> **Given exercise**
The records that follow are to be repeated without alteration.
═══ Records for processing
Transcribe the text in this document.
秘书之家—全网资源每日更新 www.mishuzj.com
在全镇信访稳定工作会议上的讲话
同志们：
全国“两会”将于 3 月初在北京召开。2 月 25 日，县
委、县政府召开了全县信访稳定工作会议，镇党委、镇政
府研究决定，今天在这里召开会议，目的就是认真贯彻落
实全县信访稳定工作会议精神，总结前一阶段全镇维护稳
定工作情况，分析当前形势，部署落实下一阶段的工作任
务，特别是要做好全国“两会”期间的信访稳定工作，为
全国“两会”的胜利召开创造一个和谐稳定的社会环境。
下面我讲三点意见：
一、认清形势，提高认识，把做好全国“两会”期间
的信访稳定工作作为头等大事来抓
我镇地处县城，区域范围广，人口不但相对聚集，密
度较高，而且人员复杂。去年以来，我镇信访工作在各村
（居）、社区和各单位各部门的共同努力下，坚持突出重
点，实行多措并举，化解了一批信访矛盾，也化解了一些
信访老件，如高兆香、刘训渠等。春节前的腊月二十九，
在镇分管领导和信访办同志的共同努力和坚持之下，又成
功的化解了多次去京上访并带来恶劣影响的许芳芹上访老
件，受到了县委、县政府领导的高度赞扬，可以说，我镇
══════
> **Result of this task**
Transcribe the text in this document.
秘书之家—全网资源每日更新 www.mishuzj.com
在全镇信访稳定工作会议上的讲话
同志们：
全国“两会”将于 3 月初在北京召开。2 月 25 日，县
委、县政府召开了全县信访稳定工作会议，镇党委、镇政
府研究决定，今天在这里召开会议，目的就是认真贯彻落
实全县信访稳定工作会议精神，总结前一阶段全镇维护稳
定工作情况，分析当前形势，部署落实下一阶段的工作任
务，特别是要做好全国“两会”期间的信访稳定工作，为
全国“两会”的胜利召开创造一个和谐稳定的社会环境。
下面我讲三点意见：
一、认清形势，提高认识，把做好全国“两会”期间
的信访稳定工作作为头等大事来抓
我镇地处县城，区域范围广，人口不但相对聚集，密
度较高，而且人员复杂。去年以来，我镇信访工作在各村
（居）、社区和各单位各部门的共同努力下，坚持突出重
点，实行多措并举，化解了一批信访矛盾，也化解了一些
信访老件，如高兆香、刘训渠等。春节前的腊月二十九，
在镇分管领导和信访办同志的共同努力和坚持之下，又成
功的化解了多次去京上访并带来恶劣影响的许芳芹上访老
件，受到了县委、县政府领导的高度赞扬，可以说，我镇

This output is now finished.